"QUERCIANELLA" appears in how many lines of the entries? State only the number.

=-=-=

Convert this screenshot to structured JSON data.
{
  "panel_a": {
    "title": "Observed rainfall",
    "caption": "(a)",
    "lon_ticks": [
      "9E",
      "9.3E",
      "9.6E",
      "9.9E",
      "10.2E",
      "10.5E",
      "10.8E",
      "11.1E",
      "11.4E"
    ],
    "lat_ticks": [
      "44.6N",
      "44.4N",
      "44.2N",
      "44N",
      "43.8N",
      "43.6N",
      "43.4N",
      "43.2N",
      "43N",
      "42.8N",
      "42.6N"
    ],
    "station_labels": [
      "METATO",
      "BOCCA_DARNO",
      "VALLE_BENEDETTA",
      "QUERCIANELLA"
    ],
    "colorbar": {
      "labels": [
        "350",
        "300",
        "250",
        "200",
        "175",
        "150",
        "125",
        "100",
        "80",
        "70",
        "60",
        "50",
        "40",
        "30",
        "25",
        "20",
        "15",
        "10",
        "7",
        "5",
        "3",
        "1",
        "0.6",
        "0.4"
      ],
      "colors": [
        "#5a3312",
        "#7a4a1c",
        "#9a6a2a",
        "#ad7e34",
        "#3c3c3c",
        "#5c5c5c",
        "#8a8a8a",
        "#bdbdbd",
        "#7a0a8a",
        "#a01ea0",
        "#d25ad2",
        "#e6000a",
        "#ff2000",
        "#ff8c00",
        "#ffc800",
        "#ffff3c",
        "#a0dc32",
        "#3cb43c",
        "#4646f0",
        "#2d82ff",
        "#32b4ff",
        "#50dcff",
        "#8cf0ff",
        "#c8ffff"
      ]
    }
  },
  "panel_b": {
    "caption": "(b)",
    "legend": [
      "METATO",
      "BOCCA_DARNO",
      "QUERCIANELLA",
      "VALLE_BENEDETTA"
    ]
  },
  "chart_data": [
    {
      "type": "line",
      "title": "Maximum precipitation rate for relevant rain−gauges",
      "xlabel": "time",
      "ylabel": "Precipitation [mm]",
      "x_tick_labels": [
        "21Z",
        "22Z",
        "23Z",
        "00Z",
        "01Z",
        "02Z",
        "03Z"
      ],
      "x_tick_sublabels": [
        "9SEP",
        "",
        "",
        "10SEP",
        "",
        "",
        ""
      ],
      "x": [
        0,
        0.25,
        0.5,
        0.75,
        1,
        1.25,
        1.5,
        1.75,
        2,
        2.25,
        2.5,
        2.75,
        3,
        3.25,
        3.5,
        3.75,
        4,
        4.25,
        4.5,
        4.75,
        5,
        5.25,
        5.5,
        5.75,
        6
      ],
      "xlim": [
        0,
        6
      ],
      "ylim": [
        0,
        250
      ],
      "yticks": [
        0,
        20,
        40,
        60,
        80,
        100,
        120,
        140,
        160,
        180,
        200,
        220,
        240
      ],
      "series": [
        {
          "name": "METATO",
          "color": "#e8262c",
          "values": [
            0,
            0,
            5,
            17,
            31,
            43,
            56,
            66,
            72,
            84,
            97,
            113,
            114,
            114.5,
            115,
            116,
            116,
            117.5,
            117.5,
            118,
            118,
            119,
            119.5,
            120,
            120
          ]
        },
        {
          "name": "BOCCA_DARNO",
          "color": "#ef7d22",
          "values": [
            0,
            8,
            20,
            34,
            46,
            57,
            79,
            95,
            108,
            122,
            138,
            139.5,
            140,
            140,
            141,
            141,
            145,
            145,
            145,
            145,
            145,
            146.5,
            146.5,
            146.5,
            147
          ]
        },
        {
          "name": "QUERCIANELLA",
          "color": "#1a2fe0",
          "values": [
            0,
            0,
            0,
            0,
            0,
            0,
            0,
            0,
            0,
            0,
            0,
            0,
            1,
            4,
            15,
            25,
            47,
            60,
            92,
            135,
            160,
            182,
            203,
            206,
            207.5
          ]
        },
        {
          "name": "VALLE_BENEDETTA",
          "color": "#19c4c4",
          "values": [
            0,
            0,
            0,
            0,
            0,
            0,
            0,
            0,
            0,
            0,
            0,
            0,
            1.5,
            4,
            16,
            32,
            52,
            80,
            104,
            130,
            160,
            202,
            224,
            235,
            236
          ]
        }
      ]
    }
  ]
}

=-=-=

● **Exercise solution**
3